List, from the lines below, each one with "Creative" in it.

--- Begin ---

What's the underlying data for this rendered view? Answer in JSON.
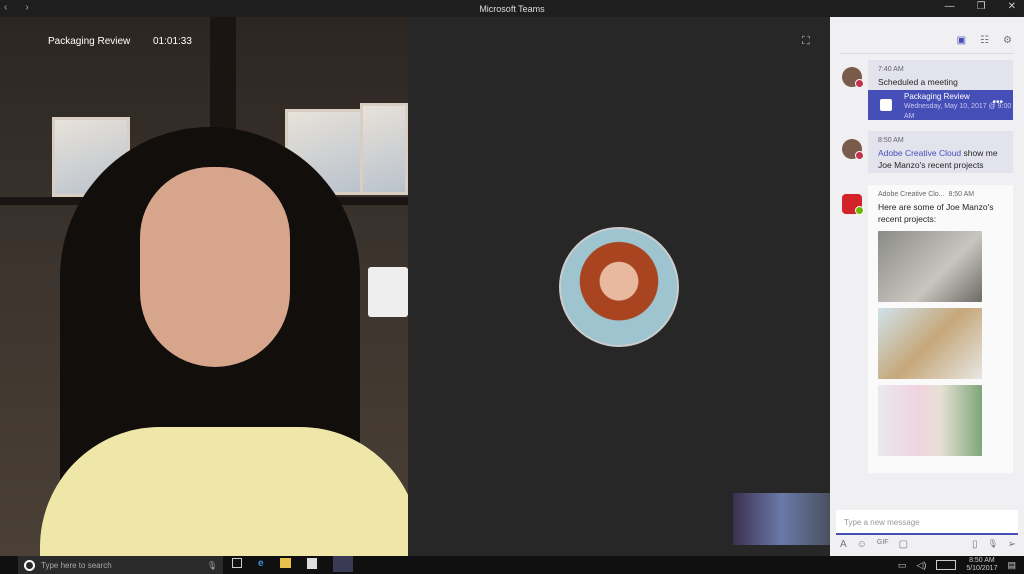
{
  "window": {
    "title": "Microsoft Teams",
    "back": "‹",
    "forward": "›",
    "minimize": "—",
    "restore": "❐",
    "close": "✕"
  },
  "call": {
    "meeting_name": "Packaging Review",
    "duration": "01:01:33",
    "expand_icon": "⛶"
  },
  "panel": {
    "tools": {
      "chat": "▣",
      "participants": "☷",
      "settings": "⚙"
    },
    "messages": [
      {
        "time": "7:40 AM",
        "text": "Scheduled a meeting",
        "card": {
          "title": "Packaging Review",
          "subtitle": "Wednesday, May 10, 2017 @ 9:00 AM",
          "more": "•••"
        }
      },
      {
        "time": "8:50 AM",
        "mention": "Adobe Creative Cloud",
        "text": " show me Joe Manzo's recent projects"
      },
      {
        "sender": "Adobe Creative Clo...",
        "time": "8:50 AM",
        "text": "Here are some of Joe Manzo's recent projects:"
      }
    ],
    "compose_placeholder": "Type a new message",
    "compose_tools": {
      "format": "A",
      "emoji": "☺",
      "gif": "GIF",
      "sticker": "▢",
      "attach": "▯",
      "audio": "🎙",
      "send": "➢"
    }
  },
  "taskbar": {
    "search_placeholder": "Type here to search",
    "mic": "🎙",
    "time": "8:50 AM",
    "date": "5/10/2017",
    "notifications": "▤"
  },
  "colors": {
    "accent": "#464eb8",
    "panel": "#f0f0f3"
  }
}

--- End ---

_Exercise output_
        "mention": "Adobe Creative Cloud",
        "sender": "Adobe Creative Clo...",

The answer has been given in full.